== WORK REQUIRED ==
Every entry must be repeated exactly. Exclude all pictures.

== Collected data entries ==
(begin)

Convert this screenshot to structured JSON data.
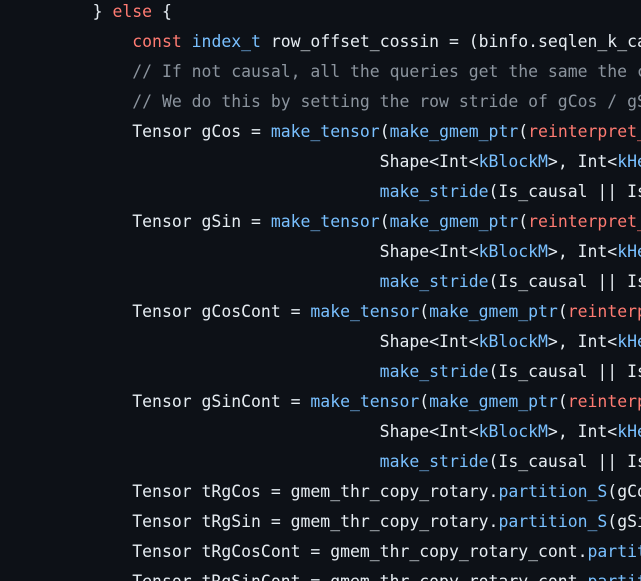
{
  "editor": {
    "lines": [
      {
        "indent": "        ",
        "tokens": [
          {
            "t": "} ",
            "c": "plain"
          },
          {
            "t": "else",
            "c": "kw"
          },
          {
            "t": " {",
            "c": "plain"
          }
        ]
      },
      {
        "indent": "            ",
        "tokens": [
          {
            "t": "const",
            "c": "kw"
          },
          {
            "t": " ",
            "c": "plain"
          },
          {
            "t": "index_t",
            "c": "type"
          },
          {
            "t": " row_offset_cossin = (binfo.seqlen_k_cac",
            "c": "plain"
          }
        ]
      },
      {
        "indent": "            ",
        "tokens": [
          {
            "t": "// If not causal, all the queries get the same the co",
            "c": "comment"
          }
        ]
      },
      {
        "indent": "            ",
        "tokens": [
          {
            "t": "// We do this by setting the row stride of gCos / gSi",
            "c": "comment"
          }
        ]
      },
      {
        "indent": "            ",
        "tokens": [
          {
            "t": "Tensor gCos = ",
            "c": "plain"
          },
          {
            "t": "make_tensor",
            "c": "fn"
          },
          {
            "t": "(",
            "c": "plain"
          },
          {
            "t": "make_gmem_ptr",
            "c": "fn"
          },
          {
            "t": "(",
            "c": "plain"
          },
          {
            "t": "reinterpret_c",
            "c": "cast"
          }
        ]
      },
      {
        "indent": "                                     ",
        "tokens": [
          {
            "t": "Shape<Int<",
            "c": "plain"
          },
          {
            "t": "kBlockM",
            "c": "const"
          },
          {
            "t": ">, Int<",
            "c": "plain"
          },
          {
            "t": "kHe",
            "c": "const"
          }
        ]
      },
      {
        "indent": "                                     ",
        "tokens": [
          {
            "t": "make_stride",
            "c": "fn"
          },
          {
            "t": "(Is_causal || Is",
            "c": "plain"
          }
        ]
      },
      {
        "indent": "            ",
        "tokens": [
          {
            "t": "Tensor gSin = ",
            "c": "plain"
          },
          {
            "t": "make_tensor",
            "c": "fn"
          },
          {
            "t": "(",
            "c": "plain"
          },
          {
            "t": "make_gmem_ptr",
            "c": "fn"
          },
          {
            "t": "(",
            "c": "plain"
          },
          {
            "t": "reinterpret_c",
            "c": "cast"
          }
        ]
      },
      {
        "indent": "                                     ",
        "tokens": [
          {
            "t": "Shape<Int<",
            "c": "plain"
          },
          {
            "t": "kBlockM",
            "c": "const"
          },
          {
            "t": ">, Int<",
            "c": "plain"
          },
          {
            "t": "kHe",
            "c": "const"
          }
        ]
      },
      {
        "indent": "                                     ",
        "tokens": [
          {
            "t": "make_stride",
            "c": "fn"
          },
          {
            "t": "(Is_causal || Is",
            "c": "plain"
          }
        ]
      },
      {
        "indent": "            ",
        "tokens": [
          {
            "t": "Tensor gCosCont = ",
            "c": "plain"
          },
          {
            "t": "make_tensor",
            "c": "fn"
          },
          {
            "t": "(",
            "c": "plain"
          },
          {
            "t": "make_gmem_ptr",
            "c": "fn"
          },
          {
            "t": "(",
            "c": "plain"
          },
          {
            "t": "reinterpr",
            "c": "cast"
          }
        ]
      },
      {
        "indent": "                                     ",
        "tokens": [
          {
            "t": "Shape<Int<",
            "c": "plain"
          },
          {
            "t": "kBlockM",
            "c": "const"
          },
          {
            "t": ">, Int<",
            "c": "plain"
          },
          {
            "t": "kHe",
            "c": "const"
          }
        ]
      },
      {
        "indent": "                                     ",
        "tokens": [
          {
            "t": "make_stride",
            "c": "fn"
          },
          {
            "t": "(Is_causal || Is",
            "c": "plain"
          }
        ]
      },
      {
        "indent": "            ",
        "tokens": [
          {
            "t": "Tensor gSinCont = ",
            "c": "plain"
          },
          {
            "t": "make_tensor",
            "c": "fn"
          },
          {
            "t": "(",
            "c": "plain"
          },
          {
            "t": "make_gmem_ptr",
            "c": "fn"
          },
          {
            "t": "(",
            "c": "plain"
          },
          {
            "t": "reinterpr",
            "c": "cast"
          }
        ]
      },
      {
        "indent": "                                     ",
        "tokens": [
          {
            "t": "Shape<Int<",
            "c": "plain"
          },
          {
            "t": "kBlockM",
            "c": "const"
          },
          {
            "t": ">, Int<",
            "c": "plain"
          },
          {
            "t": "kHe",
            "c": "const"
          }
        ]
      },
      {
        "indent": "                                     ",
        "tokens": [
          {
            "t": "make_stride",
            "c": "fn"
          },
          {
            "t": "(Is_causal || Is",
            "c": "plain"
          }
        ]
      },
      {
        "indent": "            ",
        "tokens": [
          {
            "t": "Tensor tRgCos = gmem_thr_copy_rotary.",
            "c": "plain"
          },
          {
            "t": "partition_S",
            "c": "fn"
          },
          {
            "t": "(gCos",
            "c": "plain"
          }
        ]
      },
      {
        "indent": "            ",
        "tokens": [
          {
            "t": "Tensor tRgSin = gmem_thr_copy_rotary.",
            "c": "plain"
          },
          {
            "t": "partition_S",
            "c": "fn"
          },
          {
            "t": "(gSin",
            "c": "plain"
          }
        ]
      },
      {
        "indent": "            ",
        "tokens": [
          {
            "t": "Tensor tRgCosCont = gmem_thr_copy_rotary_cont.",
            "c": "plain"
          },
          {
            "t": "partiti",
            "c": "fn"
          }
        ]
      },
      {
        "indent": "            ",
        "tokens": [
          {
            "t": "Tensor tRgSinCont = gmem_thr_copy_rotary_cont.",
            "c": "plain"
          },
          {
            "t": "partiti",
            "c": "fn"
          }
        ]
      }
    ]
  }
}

(end)

== RESPONSE TO THIS EXERCISE ==
Convert this screenshot to structured JSON data.
{
  "editor": {
    "lines": [
      {
        "indent": "        ",
        "tokens": [
          {
            "t": "} ",
            "c": "plain"
          },
          {
            "t": "else",
            "c": "kw"
          },
          {
            "t": " {",
            "c": "plain"
          }
        ]
      },
      {
        "indent": "            ",
        "tokens": [
          {
            "t": "const",
            "c": "kw"
          },
          {
            "t": " ",
            "c": "plain"
          },
          {
            "t": "index_t",
            "c": "type"
          },
          {
            "t": " row_offset_cossin = (binfo.seqlen_k_cac",
            "c": "plain"
          }
        ]
      },
      {
        "indent": "            ",
        "tokens": [
          {
            "t": "// If not causal, all the queries get the same the co",
            "c": "comment"
          }
        ]
      },
      {
        "indent": "            ",
        "tokens": [
          {
            "t": "// We do this by setting the row stride of gCos / gSi",
            "c": "comment"
          }
        ]
      },
      {
        "indent": "            ",
        "tokens": [
          {
            "t": "Tensor gCos = ",
            "c": "plain"
          },
          {
            "t": "make_tensor",
            "c": "fn"
          },
          {
            "t": "(",
            "c": "plain"
          },
          {
            "t": "make_gmem_ptr",
            "c": "fn"
          },
          {
            "t": "(",
            "c": "plain"
          },
          {
            "t": "reinterpret_c",
            "c": "cast"
          }
        ]
      },
      {
        "indent": "                                     ",
        "tokens": [
          {
            "t": "Shape<Int<",
            "c": "plain"
          },
          {
            "t": "kBlockM",
            "c": "const"
          },
          {
            "t": ">, Int<",
            "c": "plain"
          },
          {
            "t": "kHe",
            "c": "const"
          }
        ]
      },
      {
        "indent": "                                     ",
        "tokens": [
          {
            "t": "make_stride",
            "c": "fn"
          },
          {
            "t": "(Is_causal || Is",
            "c": "plain"
          }
        ]
      },
      {
        "indent": "            ",
        "tokens": [
          {
            "t": "Tensor gSin = ",
            "c": "plain"
          },
          {
            "t": "make_tensor",
            "c": "fn"
          },
          {
            "t": "(",
            "c": "plain"
          },
          {
            "t": "make_gmem_ptr",
            "c": "fn"
          },
          {
            "t": "(",
            "c": "plain"
          },
          {
            "t": "reinterpret_c",
            "c": "cast"
          }
        ]
      },
      {
        "indent": "                                     ",
        "tokens": [
          {
            "t": "Shape<Int<",
            "c": "plain"
          },
          {
            "t": "kBlockM",
            "c": "const"
          },
          {
            "t": ">, Int<",
            "c": "plain"
          },
          {
            "t": "kHe",
            "c": "const"
          }
        ]
      },
      {
        "indent": "                                     ",
        "tokens": [
          {
            "t": "make_stride",
            "c": "fn"
          },
          {
            "t": "(Is_causal || Is",
            "c": "plain"
          }
        ]
      },
      {
        "indent": "            ",
        "tokens": [
          {
            "t": "Tensor gCosCont = ",
            "c": "plain"
          },
          {
            "t": "make_tensor",
            "c": "fn"
          },
          {
            "t": "(",
            "c": "plain"
          },
          {
            "t": "make_gmem_ptr",
            "c": "fn"
          },
          {
            "t": "(",
            "c": "plain"
          },
          {
            "t": "reinterpr",
            "c": "cast"
          }
        ]
      },
      {
        "indent": "                                     ",
        "tokens": [
          {
            "t": "Shape<Int<",
            "c": "plain"
          },
          {
            "t": "kBlockM",
            "c": "const"
          },
          {
            "t": ">, Int<",
            "c": "plain"
          },
          {
            "t": "kHe",
            "c": "const"
          }
        ]
      },
      {
        "indent": "                                     ",
        "tokens": [
          {
            "t": "make_stride",
            "c": "fn"
          },
          {
            "t": "(Is_causal || Is",
            "c": "plain"
          }
        ]
      },
      {
        "indent": "            ",
        "tokens": [
          {
            "t": "Tensor gSinCont = ",
            "c": "plain"
          },
          {
            "t": "make_tensor",
            "c": "fn"
          },
          {
            "t": "(",
            "c": "plain"
          },
          {
            "t": "make_gmem_ptr",
            "c": "fn"
          },
          {
            "t": "(",
            "c": "plain"
          },
          {
            "t": "reinterpr",
            "c": "cast"
          }
        ]
      },
      {
        "indent": "                                     ",
        "tokens": [
          {
            "t": "Shape<Int<",
            "c": "plain"
          },
          {
            "t": "kBlockM",
            "c": "const"
          },
          {
            "t": ">, Int<",
            "c": "plain"
          },
          {
            "t": "kHe",
            "c": "const"
          }
        ]
      },
      {
        "indent": "                                     ",
        "tokens": [
          {
            "t": "make_stride",
            "c": "fn"
          },
          {
            "t": "(Is_causal || Is",
            "c": "plain"
          }
        ]
      },
      {
        "indent": "            ",
        "tokens": [
          {
            "t": "Tensor tRgCos = gmem_thr_copy_rotary.",
            "c": "plain"
          },
          {
            "t": "partition_S",
            "c": "fn"
          },
          {
            "t": "(gCos",
            "c": "plain"
          }
        ]
      },
      {
        "indent": "            ",
        "tokens": [
          {
            "t": "Tensor tRgSin = gmem_thr_copy_rotary.",
            "c": "plain"
          },
          {
            "t": "partition_S",
            "c": "fn"
          },
          {
            "t": "(gSin",
            "c": "plain"
          }
        ]
      },
      {
        "indent": "            ",
        "tokens": [
          {
            "t": "Tensor tRgCosCont = gmem_thr_copy_rotary_cont.",
            "c": "plain"
          },
          {
            "t": "partiti",
            "c": "fn"
          }
        ]
      },
      {
        "indent": "            ",
        "tokens": [
          {
            "t": "Tensor tRgSinCont = gmem_thr_copy_rotary_cont.",
            "c": "plain"
          },
          {
            "t": "partiti",
            "c": "fn"
          }
        ]
      }
    ]
  }
}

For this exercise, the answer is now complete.